Records from a collection of figures:
--------------------
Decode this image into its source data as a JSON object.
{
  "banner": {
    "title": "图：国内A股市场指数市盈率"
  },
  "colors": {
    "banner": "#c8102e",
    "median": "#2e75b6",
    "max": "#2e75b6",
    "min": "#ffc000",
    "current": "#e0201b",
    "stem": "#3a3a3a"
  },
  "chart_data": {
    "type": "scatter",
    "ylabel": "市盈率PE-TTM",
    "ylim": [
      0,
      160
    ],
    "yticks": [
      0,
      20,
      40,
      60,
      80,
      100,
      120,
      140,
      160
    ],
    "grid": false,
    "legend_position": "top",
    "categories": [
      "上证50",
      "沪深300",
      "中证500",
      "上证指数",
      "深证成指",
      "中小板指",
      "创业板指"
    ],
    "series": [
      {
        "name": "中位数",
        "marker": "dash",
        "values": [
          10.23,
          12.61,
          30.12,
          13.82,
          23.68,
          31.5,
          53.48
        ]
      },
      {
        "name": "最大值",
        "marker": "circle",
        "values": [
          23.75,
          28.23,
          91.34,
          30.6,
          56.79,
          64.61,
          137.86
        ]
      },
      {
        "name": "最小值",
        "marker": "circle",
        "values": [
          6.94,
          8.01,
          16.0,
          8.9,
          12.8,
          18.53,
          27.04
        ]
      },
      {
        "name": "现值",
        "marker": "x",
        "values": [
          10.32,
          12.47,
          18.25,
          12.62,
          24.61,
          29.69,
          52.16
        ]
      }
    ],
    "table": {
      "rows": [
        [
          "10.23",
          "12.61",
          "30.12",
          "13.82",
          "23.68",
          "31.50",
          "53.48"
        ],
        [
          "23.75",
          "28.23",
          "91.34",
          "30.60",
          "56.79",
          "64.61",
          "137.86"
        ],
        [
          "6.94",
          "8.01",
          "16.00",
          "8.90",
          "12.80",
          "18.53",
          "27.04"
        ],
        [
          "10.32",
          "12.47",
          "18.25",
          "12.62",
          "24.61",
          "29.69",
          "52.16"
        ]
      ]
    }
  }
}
--------------------
● **Description of the task**
Repeat all the entries exactly as given.

● **Written reply**
Decode this image into its source data as a JSON object.
{
  "banner": {
    "title": "图：国内A股市场指数市盈率"
  },
  "colors": {
    "banner": "#c8102e",
    "median": "#2e75b6",
    "max": "#2e75b6",
    "min": "#ffc000",
    "current": "#e0201b",
    "stem": "#3a3a3a"
  },
  "chart_data": {
    "type": "scatter",
    "ylabel": "市盈率PE-TTM",
    "ylim": [
      0,
      160
    ],
    "yticks": [
      0,
      20,
      40,
      60,
      80,
      100,
      120,
      140,
      160
    ],
    "grid": false,
    "legend_position": "top",
    "categories": [
      "上证50",
      "沪深300",
      "中证500",
      "上证指数",
      "深证成指",
      "中小板指",
      "创业板指"
    ],
    "series": [
      {
        "name": "中位数",
        "marker": "dash",
        "values": [
          10.23,
          12.61,
          30.12,
          13.82,
          23.68,
          31.5,
          53.48
        ]
      },
      {
        "name": "最大值",
        "marker": "circle",
        "values": [
          23.75,
          28.23,
          91.34,
          30.6,
          56.79,
          64.61,
          137.86
        ]
      },
      {
        "name": "最小值",
        "marker": "circle",
        "values": [
          6.94,
          8.01,
          16.0,
          8.9,
          12.8,
          18.53,
          27.04
        ]
      },
      {
        "name": "现值",
        "marker": "x",
        "values": [
          10.32,
          12.47,
          18.25,
          12.62,
          24.61,
          29.69,
          52.16
        ]
      }
    ],
    "table": {
      "rows": [
        [
          "10.23",
          "12.61",
          "30.12",
          "13.82",
          "23.68",
          "31.50",
          "53.48"
        ],
        [
          "23.75",
          "28.23",
          "91.34",
          "30.60",
          "56.79",
          "64.61",
          "137.86"
        ],
        [
          "6.94",
          "8.01",
          "16.00",
          "8.90",
          "12.80",
          "18.53",
          "27.04"
        ],
        [
          "10.32",
          "12.47",
          "18.25",
          "12.62",
          "24.61",
          "29.69",
          "52.16"
        ]
      ]
    }
  }
}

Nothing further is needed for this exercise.